[Entries from a dataset]
------------------------------------

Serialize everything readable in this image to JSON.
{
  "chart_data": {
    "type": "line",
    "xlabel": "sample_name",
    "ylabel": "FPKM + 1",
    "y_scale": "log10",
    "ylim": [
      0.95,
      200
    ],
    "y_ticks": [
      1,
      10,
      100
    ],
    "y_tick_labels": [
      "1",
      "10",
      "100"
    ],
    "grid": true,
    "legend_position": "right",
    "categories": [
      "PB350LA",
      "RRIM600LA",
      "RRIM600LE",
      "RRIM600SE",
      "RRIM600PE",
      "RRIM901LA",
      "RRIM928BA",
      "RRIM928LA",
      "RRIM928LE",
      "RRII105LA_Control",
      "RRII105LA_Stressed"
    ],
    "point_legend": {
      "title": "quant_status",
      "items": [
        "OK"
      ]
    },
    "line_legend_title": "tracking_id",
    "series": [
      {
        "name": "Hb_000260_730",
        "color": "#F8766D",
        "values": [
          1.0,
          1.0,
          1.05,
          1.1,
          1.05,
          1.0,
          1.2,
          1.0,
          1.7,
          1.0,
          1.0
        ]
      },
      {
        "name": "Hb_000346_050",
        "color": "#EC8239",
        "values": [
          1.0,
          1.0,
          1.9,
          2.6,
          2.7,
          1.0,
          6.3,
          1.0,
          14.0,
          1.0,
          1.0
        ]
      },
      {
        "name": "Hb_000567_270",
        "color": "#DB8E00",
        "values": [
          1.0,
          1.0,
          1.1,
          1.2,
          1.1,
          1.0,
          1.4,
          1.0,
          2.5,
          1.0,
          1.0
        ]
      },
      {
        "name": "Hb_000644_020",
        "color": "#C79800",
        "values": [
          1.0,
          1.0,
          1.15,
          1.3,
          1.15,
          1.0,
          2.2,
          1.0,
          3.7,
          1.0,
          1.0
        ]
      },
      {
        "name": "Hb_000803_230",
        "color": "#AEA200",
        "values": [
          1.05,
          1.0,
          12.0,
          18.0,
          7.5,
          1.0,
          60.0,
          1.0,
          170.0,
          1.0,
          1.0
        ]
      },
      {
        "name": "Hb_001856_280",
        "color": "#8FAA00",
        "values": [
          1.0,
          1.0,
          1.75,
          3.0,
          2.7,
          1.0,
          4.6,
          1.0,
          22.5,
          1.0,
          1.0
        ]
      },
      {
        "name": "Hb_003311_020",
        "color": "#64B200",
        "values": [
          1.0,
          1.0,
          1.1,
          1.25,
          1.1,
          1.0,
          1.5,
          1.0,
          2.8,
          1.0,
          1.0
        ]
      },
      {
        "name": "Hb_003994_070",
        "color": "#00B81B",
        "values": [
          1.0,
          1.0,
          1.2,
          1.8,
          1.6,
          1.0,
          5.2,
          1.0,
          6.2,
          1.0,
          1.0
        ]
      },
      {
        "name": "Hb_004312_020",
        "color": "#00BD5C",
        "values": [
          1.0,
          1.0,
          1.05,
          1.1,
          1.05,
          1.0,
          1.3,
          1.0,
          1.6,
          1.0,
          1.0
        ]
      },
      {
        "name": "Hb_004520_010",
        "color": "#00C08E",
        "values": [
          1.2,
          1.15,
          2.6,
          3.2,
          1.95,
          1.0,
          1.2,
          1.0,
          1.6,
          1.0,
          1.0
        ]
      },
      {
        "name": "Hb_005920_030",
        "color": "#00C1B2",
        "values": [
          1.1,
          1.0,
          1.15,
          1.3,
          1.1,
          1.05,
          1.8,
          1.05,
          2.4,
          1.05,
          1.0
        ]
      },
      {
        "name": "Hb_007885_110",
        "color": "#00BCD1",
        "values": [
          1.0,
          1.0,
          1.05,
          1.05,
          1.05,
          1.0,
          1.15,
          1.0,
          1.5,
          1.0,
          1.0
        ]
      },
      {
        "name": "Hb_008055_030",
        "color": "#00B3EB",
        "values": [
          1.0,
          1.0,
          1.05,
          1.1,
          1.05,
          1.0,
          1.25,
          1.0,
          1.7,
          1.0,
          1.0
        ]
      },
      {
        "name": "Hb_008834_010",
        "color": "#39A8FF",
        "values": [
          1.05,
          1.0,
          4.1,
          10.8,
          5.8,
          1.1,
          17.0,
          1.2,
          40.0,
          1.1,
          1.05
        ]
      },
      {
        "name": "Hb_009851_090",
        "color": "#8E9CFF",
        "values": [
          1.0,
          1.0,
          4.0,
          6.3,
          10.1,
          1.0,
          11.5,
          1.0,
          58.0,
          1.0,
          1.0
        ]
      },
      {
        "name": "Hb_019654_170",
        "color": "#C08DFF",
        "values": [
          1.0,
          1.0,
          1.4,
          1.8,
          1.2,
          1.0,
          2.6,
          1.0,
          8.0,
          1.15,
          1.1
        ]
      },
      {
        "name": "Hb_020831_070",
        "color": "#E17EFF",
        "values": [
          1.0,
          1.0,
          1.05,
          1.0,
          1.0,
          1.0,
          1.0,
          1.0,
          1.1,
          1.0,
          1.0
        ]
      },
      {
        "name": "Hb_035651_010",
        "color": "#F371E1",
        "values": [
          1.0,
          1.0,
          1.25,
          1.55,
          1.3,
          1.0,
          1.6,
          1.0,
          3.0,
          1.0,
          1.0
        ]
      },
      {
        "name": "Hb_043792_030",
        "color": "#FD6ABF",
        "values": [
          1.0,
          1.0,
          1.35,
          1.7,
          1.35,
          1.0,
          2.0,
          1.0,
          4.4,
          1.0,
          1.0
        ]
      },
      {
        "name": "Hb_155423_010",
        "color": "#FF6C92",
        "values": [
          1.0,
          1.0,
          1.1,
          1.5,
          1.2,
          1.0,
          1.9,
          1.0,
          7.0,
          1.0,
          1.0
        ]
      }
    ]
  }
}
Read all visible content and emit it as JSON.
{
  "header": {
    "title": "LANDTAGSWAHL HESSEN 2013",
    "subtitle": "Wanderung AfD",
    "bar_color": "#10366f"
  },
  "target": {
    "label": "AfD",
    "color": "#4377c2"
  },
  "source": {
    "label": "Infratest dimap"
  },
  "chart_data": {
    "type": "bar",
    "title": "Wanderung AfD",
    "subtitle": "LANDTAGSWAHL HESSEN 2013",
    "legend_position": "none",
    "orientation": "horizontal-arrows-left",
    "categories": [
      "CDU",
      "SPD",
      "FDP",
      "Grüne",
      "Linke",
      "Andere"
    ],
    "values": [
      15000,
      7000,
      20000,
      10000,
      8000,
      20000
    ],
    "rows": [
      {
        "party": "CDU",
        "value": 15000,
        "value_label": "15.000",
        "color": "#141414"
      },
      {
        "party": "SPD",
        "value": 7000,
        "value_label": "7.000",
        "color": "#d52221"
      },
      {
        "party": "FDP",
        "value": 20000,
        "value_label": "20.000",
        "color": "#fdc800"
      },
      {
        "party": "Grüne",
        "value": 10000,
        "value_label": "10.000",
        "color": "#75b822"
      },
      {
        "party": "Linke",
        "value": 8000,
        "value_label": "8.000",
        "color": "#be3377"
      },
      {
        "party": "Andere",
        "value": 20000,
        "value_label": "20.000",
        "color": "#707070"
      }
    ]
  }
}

------------------------------------

### What you should do
Only the lines from the one containing "Read all visible content and emit it as JSON." through the end of the entries above belong in the answer; repeat them exactly.

### Solution
Read all visible content and emit it as JSON.
{
  "header": {
    "title": "LANDTAGSWAHL HESSEN 2013",
    "subtitle": "Wanderung AfD",
    "bar_color": "#10366f"
  },
  "target": {
    "label": "AfD",
    "color": "#4377c2"
  },
  "source": {
    "label": "Infratest dimap"
  },
  "chart_data": {
    "type": "bar",
    "title": "Wanderung AfD",
    "subtitle": "LANDTAGSWAHL HESSEN 2013",
    "legend_position": "none",
    "orientation": "horizontal-arrows-left",
    "categories": [
      "CDU",
      "SPD",
      "FDP",
      "Grüne",
      "Linke",
      "Andere"
    ],
    "values": [
      15000,
      7000,
      20000,
      10000,
      8000,
      20000
    ],
    "rows": [
      {
        "party": "CDU",
        "value": 15000,
        "value_label": "15.000",
        "color": "#141414"
      },
      {
        "party": "SPD",
        "value": 7000,
        "value_label": "7.000",
        "color": "#d52221"
      },
      {
        "party": "FDP",
        "value": 20000,
        "value_label": "20.000",
        "color": "#fdc800"
      },
      {
        "party": "Grüne",
        "value": 10000,
        "value_label": "10.000",
        "color": "#75b822"
      },
      {
        "party": "Linke",
        "value": 8000,
        "value_label": "8.000",
        "color": "#be3377"
      },
      {
        "party": "Andere",
        "value": 20000,
        "value_label": "20.000",
        "color": "#707070"
      }
    ]
  }
}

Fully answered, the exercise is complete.